> **Instructions to follow**
Locate the word "text" in the entries below, then gather every line that holds it.
====== Data for the task ======
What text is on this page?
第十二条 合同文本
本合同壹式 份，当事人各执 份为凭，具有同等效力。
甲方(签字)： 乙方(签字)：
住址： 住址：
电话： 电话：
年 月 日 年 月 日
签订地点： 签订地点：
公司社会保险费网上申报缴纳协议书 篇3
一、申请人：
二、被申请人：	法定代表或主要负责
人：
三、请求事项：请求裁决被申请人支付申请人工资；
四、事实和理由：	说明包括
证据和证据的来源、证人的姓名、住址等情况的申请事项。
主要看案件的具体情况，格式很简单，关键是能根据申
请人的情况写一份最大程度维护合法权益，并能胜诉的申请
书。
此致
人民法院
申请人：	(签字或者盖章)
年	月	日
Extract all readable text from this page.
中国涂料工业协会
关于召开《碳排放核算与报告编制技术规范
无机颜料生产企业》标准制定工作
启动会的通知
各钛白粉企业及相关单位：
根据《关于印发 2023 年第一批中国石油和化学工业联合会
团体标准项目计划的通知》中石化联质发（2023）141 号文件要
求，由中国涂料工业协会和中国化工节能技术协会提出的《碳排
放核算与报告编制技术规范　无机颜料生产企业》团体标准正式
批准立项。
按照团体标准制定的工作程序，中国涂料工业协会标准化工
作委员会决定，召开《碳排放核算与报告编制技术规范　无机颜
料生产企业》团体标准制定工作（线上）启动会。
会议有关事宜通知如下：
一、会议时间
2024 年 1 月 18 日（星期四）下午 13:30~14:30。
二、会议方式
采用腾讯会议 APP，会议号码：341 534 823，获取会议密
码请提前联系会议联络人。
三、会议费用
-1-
======
> **Exercise output**
What text is on this page?
Extract all readable text from this page.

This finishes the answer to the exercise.